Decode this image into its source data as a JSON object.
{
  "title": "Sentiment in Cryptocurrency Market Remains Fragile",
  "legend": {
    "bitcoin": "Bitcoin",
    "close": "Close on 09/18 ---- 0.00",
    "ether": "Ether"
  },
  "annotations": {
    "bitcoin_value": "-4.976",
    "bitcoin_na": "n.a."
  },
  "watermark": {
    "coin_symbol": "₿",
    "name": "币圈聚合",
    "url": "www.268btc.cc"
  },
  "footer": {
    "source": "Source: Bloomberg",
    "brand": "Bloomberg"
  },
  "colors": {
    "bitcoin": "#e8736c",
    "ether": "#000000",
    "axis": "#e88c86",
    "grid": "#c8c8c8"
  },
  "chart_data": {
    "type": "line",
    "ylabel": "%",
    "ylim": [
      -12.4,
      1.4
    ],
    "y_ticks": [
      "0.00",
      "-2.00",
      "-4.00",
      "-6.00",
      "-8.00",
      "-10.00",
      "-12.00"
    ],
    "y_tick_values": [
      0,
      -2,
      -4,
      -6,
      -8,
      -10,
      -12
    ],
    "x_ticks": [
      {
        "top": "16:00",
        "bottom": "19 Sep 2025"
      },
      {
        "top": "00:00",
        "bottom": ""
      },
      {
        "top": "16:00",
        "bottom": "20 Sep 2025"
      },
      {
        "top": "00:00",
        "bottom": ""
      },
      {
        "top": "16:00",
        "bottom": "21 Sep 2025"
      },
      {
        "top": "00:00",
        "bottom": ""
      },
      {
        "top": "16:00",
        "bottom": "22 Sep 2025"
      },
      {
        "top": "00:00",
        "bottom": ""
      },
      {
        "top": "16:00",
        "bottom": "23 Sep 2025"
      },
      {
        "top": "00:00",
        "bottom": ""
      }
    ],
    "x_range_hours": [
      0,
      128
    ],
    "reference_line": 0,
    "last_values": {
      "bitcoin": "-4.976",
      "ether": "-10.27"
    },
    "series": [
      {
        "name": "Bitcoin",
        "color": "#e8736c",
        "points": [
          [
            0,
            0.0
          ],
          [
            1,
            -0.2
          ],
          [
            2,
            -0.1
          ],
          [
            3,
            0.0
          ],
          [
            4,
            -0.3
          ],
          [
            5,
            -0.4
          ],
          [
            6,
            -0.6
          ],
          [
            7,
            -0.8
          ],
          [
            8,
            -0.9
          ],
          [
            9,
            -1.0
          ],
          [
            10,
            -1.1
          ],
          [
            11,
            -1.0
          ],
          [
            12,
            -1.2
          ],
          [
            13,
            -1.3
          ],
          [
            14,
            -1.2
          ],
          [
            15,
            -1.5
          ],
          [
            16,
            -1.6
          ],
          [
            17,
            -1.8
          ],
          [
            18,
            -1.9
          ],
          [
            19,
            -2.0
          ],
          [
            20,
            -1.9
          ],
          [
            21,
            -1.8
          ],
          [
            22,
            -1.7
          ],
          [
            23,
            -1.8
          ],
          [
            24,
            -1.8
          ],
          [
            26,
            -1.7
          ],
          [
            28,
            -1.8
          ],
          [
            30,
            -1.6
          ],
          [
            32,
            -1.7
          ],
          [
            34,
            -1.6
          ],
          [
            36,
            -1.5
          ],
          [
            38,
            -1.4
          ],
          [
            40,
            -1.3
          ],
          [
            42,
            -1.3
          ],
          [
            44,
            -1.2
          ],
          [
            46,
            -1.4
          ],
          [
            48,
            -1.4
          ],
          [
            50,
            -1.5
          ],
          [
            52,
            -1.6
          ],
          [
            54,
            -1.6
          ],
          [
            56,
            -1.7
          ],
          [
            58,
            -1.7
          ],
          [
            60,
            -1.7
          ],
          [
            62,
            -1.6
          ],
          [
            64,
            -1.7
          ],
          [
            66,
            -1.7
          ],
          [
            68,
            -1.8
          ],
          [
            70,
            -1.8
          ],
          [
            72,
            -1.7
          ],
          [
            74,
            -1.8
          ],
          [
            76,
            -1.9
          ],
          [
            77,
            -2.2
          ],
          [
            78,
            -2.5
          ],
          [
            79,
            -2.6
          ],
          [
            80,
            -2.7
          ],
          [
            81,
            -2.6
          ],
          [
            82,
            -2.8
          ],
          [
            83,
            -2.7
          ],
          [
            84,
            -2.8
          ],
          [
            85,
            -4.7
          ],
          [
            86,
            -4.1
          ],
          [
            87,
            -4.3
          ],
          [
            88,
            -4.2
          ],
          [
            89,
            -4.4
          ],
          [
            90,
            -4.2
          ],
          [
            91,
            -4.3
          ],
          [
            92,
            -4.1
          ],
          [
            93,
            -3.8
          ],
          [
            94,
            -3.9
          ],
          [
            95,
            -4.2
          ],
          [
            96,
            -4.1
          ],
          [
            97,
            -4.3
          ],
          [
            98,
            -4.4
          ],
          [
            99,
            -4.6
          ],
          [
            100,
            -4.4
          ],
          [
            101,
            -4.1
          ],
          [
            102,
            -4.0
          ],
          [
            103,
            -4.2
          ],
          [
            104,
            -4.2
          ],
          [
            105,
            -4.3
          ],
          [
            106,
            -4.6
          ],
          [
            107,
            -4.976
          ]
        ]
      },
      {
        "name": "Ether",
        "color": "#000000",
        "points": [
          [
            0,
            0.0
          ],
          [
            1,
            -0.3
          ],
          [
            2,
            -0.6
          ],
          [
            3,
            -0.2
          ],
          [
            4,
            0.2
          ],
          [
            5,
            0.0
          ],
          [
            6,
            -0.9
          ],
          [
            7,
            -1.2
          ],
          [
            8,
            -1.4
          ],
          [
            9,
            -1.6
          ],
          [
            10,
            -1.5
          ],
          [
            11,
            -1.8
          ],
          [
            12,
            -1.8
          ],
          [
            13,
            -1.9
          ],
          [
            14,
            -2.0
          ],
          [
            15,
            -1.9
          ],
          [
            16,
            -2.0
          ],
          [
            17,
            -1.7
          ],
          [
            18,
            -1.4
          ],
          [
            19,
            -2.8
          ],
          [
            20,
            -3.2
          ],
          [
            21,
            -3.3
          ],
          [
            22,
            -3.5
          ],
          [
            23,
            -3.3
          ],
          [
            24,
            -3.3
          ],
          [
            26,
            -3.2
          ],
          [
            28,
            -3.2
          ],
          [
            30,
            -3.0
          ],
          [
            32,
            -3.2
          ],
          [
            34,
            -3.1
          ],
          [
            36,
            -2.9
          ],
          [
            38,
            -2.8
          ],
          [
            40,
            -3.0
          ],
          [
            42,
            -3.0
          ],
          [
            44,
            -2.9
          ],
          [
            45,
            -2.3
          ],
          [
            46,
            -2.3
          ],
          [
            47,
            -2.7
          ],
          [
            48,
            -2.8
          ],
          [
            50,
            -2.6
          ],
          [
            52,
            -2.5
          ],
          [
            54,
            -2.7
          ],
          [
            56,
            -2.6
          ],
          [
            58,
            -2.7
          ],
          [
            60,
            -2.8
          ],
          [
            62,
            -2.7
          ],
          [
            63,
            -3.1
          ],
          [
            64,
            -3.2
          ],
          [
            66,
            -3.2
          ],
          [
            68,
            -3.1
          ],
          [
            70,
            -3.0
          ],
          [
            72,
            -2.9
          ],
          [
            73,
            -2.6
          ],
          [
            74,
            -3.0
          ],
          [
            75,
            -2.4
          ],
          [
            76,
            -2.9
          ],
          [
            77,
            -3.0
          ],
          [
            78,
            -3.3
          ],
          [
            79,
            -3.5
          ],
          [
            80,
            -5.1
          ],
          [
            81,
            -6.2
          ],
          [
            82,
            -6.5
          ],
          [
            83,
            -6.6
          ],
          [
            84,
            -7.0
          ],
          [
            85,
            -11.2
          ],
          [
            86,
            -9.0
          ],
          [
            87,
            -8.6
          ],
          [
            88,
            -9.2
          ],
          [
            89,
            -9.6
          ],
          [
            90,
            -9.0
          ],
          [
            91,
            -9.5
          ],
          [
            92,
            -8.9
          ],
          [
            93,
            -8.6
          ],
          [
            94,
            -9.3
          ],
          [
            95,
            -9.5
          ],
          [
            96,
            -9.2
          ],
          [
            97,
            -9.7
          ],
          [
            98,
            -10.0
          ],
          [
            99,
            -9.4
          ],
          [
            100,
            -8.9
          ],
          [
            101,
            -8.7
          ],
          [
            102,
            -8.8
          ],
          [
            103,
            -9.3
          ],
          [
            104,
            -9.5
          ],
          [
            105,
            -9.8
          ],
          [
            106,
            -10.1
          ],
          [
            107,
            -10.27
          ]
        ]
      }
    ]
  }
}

**Problem description:**
Show all lines from the data above in which the word "source" appears.

**Completed exercise:**
Decode this image into its source data as a JSON object.
    "source": "Source: Bloomberg",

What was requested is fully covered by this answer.